**EXERCISE DESCRIPTION**
Quote the whole listing exactly. Leave the pictures out of your copy.
## Start INFORMATION SUPPLIED
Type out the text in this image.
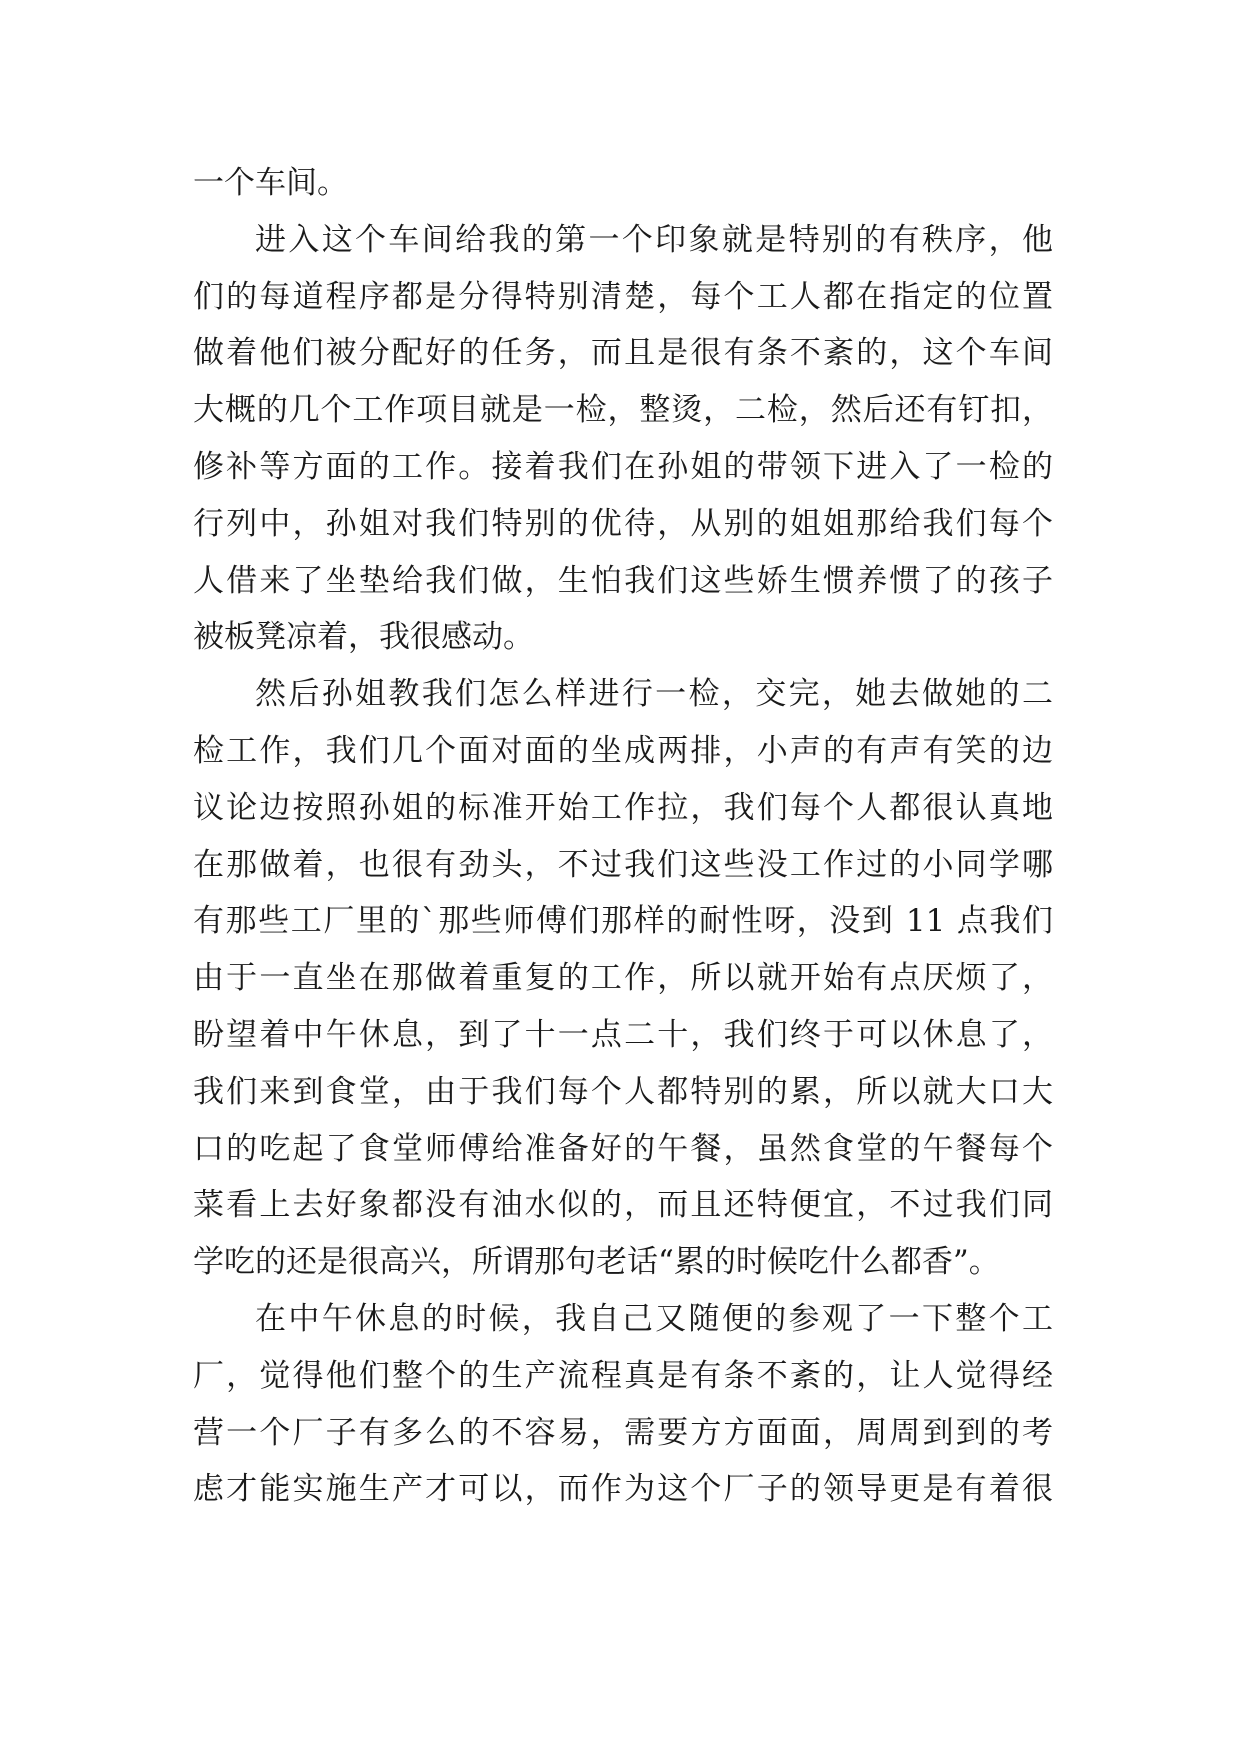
一个车间。
进入这个车间给我的第一个印象就是特别的有秩序，他
们的每道程序都是分得特别清楚，每个工人都在指定的位置
做着他们被分配好的任务，而且是很有条不紊的，这个车间
大概的几个工作项目就是一检，整烫，二检，然后还有钉扣，
修补等方面的工作。接着我们在孙姐的带领下进入了一检的
行列中，孙姐对我们特别的优待，从别的姐姐那给我们每个
人借来了坐垫给我们做，生怕我们这些娇生惯养惯了的孩子
被板凳凉着，我很感动。
然后孙姐教我们怎么样进行一检，交完，她去做她的二
检工作，我们几个面对面的坐成两排，小声的有声有笑的边
议论边按照孙姐的标准开始工作拉，我们每个人都很认真地
在那做着，也很有劲头，不过我们这些没工作过的小同学哪
有那些工厂里的`那些师傅们那样的耐性呀，没到 11 点我们
由于一直坐在那做着重复的工作，所以就开始有点厌烦了，
盼望着中午休息，到了十一点二十，我们终于可以休息了，
我们来到食堂，由于我们每个人都特别的累，所以就大口大
口的吃起了食堂师傅给准备好的午餐，虽然食堂的午餐每个
菜看上去好象都没有油水似的，而且还特便宜，不过我们同
学吃的还是很高兴，所谓那句老话“累的时候吃什么都香”。
在中午休息的时候，我自己又随便的参观了一下整个工
厂，觉得他们整个的生产流程真是有条不紊的，让人觉得经
营一个厂子有多么的不容易，需要方方面面，周周到到的考
虑才能实施生产才可以，而作为这个厂子的领导更是有着很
## End INFORMATION SUPPLIED
**SOLUTION TO THE PROBLEM**
Type out the text in this image.
一个车间。
进入这个车间给我的第一个印象就是特别的有秩序，他
们的每道程序都是分得特别清楚，每个工人都在指定的位置
做着他们被分配好的任务，而且是很有条不紊的，这个车间
大概的几个工作项目就是一检，整烫，二检，然后还有钉扣，
修补等方面的工作。接着我们在孙姐的带领下进入了一检的
行列中，孙姐对我们特别的优待，从别的姐姐那给我们每个
人借来了坐垫给我们做，生怕我们这些娇生惯养惯了的孩子
被板凳凉着，我很感动。
然后孙姐教我们怎么样进行一检，交完，她去做她的二
检工作，我们几个面对面的坐成两排，小声的有声有笑的边
议论边按照孙姐的标准开始工作拉，我们每个人都很认真地
在那做着，也很有劲头，不过我们这些没工作过的小同学哪
有那些工厂里的`那些师傅们那样的耐性呀，没到 11 点我们
由于一直坐在那做着重复的工作，所以就开始有点厌烦了，
盼望着中午休息，到了十一点二十，我们终于可以休息了，
我们来到食堂，由于我们每个人都特别的累，所以就大口大
口的吃起了食堂师傅给准备好的午餐，虽然食堂的午餐每个
菜看上去好象都没有油水似的，而且还特便宜，不过我们同
学吃的还是很高兴，所谓那句老话“累的时候吃什么都香”。
在中午休息的时候，我自己又随便的参观了一下整个工
厂，觉得他们整个的生产流程真是有条不紊的，让人觉得经
营一个厂子有多么的不容易，需要方方面面，周周到到的考
虑才能实施生产才可以，而作为这个厂子的领导更是有着很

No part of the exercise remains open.